• _Stated problem_
Rewrite the material from its first line through the line containing "tab-sale[interactable]: SALE (139, 206, 185, 224)", switching "backpack-image" to "tote-image" and leaving everything else unchanged.

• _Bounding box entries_
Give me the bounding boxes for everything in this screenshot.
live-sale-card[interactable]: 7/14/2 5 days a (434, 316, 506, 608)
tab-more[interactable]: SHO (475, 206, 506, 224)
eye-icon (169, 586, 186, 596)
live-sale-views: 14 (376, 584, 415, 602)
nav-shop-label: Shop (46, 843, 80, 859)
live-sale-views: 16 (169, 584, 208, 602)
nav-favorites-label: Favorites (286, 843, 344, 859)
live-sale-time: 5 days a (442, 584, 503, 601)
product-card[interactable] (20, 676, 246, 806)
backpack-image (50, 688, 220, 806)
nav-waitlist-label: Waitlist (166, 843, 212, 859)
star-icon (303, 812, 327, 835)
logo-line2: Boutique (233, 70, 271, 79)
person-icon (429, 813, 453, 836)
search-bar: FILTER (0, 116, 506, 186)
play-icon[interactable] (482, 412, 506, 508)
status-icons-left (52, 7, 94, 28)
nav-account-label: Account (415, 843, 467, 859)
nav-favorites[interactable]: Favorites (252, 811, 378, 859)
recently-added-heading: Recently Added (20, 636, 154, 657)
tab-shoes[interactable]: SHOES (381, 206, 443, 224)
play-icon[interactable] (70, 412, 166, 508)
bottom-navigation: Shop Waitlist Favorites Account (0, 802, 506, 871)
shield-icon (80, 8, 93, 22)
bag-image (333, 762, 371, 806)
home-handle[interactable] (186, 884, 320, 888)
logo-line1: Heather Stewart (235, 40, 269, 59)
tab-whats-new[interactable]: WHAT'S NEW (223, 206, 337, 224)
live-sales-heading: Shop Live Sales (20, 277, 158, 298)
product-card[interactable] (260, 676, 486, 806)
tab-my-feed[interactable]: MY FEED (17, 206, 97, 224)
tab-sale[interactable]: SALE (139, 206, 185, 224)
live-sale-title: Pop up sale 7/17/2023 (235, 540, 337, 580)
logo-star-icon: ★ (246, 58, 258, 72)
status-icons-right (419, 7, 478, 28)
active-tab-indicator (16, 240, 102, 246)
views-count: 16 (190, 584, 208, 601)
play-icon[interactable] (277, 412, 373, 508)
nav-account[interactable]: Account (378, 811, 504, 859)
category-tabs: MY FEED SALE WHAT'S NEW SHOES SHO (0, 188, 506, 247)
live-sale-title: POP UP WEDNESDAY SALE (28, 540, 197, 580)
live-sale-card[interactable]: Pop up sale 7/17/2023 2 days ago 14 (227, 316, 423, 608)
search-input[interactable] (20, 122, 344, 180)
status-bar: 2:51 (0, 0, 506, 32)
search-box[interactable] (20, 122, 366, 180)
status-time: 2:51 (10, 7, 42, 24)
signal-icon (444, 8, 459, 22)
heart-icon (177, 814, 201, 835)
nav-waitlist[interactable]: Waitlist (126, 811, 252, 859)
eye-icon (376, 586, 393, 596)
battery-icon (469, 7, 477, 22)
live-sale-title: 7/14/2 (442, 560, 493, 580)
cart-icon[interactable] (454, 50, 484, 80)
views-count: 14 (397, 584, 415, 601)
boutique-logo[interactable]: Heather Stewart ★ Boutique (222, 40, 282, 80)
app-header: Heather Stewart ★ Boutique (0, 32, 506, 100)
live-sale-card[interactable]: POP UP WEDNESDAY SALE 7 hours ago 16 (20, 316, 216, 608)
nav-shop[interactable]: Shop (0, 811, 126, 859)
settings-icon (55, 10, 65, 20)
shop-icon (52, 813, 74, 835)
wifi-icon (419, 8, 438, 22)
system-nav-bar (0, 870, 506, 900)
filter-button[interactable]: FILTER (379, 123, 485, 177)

• _Written response_
Give me the bounding boxes for everything in this screenshot.
live-sale-card[interactable]: 7/14/2 5 days a (434, 316, 506, 608)
tab-more[interactable]: SHO (475, 206, 506, 224)
eye-icon (169, 586, 186, 596)
live-sale-views: 14 (376, 584, 415, 602)
nav-shop-label: Shop (46, 843, 80, 859)
live-sale-views: 16 (169, 584, 208, 602)
nav-favorites-label: Favorites (286, 843, 344, 859)
live-sale-time: 5 days a (442, 584, 503, 601)
product-card[interactable] (20, 676, 246, 806)
tote-image (50, 688, 220, 806)
nav-waitlist-label: Waitlist (166, 843, 212, 859)
star-icon (303, 812, 327, 835)
logo-line2: Boutique (233, 70, 271, 79)
person-icon (429, 813, 453, 836)
search-bar: FILTER (0, 116, 506, 186)
play-icon[interactable] (482, 412, 506, 508)
status-icons-left (52, 7, 94, 28)
nav-account-label: Account (415, 843, 467, 859)
nav-favorites[interactable]: Favorites (252, 811, 378, 859)
recently-added-heading: Recently Added (20, 636, 154, 657)
tab-shoes[interactable]: SHOES (381, 206, 443, 224)
play-icon[interactable] (70, 412, 166, 508)
bottom-navigation: Shop Waitlist Favorites Account (0, 802, 506, 871)
shield-icon (80, 8, 93, 22)
bag-image (333, 762, 371, 806)
home-handle[interactable] (186, 884, 320, 888)
logo-line1: Heather Stewart (235, 40, 269, 59)
tab-whats-new[interactable]: WHAT'S NEW (223, 206, 337, 224)
live-sales-heading: Shop Live Sales (20, 277, 158, 298)
product-card[interactable] (260, 676, 486, 806)
tab-my-feed[interactable]: MY FEED (17, 206, 97, 224)
tab-sale[interactable]: SALE (139, 206, 185, 224)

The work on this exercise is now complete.